━━━━━ Supplied records ━━━━━

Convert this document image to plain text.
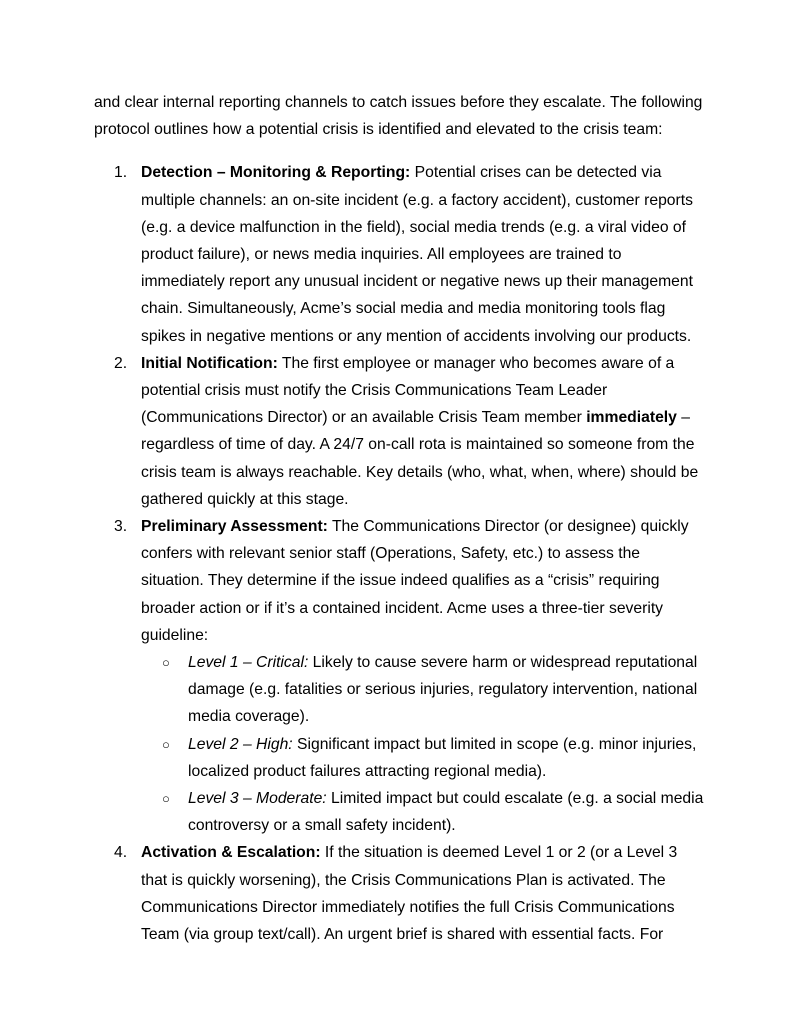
and clear internal reporting channels to catch issues before they escalate. The following protocol outlines how a potential crisis is identified and elevated to the crisis team:

1. Detection – Monitoring & Reporting: Potential crises can be detected via multiple channels: an on-site incident (e.g. a factory accident), customer reports (e.g. a device malfunction in the field), social media trends (e.g. a viral video of product failure), or news media inquiries. All employees are trained to immediately report any unusual incident or negative news up their management chain. Simultaneously, Acme’s social media and media monitoring tools flag spikes in negative mentions or any mention of accidents involving our products.
2. Initial Notification: The first employee or manager who becomes aware of a potential crisis must notify the Crisis Communications Team Leader (Communications Director) or an available Crisis Team member immediately – regardless of time of day. A 24/7 on-call rota is maintained so someone from the crisis team is always reachable. Key details (who, what, when, where) should be gathered quickly at this stage.
3. Preliminary Assessment: The Communications Director (or designee) quickly confers with relevant senior staff (Operations, Safety, etc.) to assess the situation. They determine if the issue indeed qualifies as a “crisis” requiring broader action or if it’s a contained incident. Acme uses a three-tier severity guideline:
○ Level 1 – Critical: Likely to cause severe harm or widespread reputational damage (e.g. fatalities or serious injuries, regulatory intervention, national media coverage).
○ Level 2 – High: Significant impact but limited in scope (e.g. minor injuries, localized product failures attracting regional media).
○ Level 3 – Moderate: Limited impact but could escalate (e.g. a social media controversy or a small safety incident).
4. Activation & Escalation: If the situation is deemed Level 1 or 2 (or a Level 3 that is quickly worsening), the Crisis Communications Plan is activated. The Communications Director immediately notifies the full Crisis Communications Team (via group text/call). An urgent brief is shared with essential facts. For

━━━━━

__Task item__
Filter the lines above so that only those with the string "channels" remain, then copy them.

__Result of the exercise__
and clear internal reporting channels to catch issues before they escalate. The following protocol outlines how a potential crisis is identified and elevated to the crisis team:
1. Detection – Monitoring & Reporting: Potential crises can be detected via multiple channels: an on-site incident (e.g. a factory accident), customer reports (e.g. a device malfunction in the field), social media trends (e.g. a viral video of product failure), or news media inquiries. All employees are trained to immediately report any unusual incident or negative news up their management chain. Simultaneously, Acme’s social media and media monitoring tools flag spikes in negative mentions or any mention of accidents involving our products.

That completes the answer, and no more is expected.